» **EXERCISE GOAL**
Retype the passage of the text about being dropped by a publisher from "So, how was" to "to do that.", keeping every word and punctuation mark as it appears.

>> BEGIN SELECTION

So, what do I have for you today? Well, I will be talking about something that we all dread: being dropped by a publisher. This applies to those who’ve lost a book publisher, or a writer who’s had their story removed from a website. I thought it would be a good topic to discuss since I’ve recently had this happen to me, and it’s something that will definitely make you doubt yourself. In a way, being dropped is another form of rejection, and like rejection, it’s something we need to overcome.

 

So, how was I dropped? Well, I wasn’t physically dropped, and it wasn’t by a book publisher (I would need to have one first lol), but it was by a website that two of my stories were on. It was a website where readers can buy short stories to read. Before receiving the email, I had an inkling that my stories would be up for the chop. Apparently, due to poor sales the website would need to trim some of their authors. And since I hadn’t had many sales, I knew I might be one of those authors to go. However, it didn’t stop me from feeling like I had been ninja-kicked in the gut when I received that dreaded email. And of course, Mr Self Doubt decided to pop up and torment me. “Ha-ha! Your work sucks,” he said.

 

But instead of allowing Mr Self Doubt to win, I decided to fight back. And today I will be sharing with you how I managed to do that.

>> END SELECTION
>> BEGIN DATA SUPPLIED

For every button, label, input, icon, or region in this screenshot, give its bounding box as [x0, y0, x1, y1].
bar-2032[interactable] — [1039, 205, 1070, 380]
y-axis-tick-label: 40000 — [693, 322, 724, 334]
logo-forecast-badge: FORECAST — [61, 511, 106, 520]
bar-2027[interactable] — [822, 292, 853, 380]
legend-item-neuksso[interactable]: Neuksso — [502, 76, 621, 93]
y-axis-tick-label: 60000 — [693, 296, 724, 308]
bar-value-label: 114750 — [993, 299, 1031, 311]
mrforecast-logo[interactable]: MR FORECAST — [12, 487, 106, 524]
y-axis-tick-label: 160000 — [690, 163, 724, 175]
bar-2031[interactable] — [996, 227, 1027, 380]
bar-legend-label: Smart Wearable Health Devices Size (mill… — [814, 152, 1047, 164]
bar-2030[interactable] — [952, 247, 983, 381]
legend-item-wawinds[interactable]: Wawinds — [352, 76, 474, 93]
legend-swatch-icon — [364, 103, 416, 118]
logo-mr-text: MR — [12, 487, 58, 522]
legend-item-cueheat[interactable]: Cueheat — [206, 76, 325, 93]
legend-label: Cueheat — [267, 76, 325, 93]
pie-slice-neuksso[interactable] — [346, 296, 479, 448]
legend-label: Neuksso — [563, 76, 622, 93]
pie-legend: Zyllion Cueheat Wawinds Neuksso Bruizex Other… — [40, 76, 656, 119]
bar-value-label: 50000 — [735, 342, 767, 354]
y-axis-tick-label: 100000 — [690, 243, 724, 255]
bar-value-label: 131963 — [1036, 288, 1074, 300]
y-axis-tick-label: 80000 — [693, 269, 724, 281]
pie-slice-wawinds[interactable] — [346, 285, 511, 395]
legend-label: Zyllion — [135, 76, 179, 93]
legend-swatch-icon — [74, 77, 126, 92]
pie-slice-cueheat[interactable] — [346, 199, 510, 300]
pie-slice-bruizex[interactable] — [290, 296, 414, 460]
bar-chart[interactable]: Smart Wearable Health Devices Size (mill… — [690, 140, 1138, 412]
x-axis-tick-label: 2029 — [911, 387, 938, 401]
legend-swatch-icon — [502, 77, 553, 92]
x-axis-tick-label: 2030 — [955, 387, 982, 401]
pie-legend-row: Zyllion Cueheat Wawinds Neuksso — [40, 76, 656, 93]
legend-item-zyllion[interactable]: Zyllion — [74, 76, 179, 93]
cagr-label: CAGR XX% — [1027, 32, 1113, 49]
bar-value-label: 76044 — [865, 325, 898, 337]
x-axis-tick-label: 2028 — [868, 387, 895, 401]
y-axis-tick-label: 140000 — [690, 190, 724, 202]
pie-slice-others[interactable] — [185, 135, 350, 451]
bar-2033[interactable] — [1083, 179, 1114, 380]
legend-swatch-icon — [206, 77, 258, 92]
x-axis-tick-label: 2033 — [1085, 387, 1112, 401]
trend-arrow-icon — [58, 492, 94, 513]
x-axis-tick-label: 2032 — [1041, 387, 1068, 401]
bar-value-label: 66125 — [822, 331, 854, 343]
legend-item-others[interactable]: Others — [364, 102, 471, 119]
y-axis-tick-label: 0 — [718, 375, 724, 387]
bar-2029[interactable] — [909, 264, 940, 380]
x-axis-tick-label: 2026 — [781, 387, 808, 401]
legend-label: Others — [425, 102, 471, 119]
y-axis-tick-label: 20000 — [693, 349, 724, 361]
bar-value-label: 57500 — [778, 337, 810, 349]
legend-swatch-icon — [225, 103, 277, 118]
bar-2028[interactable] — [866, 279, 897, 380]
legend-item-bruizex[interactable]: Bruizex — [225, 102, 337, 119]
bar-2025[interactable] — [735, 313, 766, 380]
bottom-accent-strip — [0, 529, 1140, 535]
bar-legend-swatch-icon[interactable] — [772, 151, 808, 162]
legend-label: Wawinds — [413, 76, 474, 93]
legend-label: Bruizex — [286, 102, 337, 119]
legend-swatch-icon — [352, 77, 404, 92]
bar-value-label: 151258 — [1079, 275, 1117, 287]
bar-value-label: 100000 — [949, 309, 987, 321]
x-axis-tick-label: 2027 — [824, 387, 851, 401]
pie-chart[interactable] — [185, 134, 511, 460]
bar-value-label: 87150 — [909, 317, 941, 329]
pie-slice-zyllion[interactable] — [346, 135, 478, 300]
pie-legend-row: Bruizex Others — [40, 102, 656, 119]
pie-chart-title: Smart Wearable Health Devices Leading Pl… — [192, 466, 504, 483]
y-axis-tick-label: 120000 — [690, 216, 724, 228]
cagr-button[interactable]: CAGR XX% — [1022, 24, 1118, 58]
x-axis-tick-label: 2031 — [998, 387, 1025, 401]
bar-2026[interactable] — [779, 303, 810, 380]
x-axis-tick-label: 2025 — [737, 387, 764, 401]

>> END DATA SUPPLIED

» **FINISHED TASK**
So, how was I dropped? Well, I wasn’t physically dropped, and it wasn’t by a book publisher (I would need to have one first lol), but it was by a website that two of my stories were on. It was a website where readers can buy short stories to read. Before receiving the email, I had an inkling that my stories would be up for the chop. Apparently, due to poor sales the website would need to trim some of their authors. And since I hadn’t had many sales, I knew I might be one of those authors to go. However, it didn’t stop me from feeling like I had been ninja-kicked in the gut when I received that dreaded email. And of course, Mr Self Doubt decided to pop up and torment me. “Ha-ha! Your work sucks,” he said.

 

But instead of allowing Mr Self Doubt to win, I decided to fight back. And today I will be sharing with you how I managed to do that.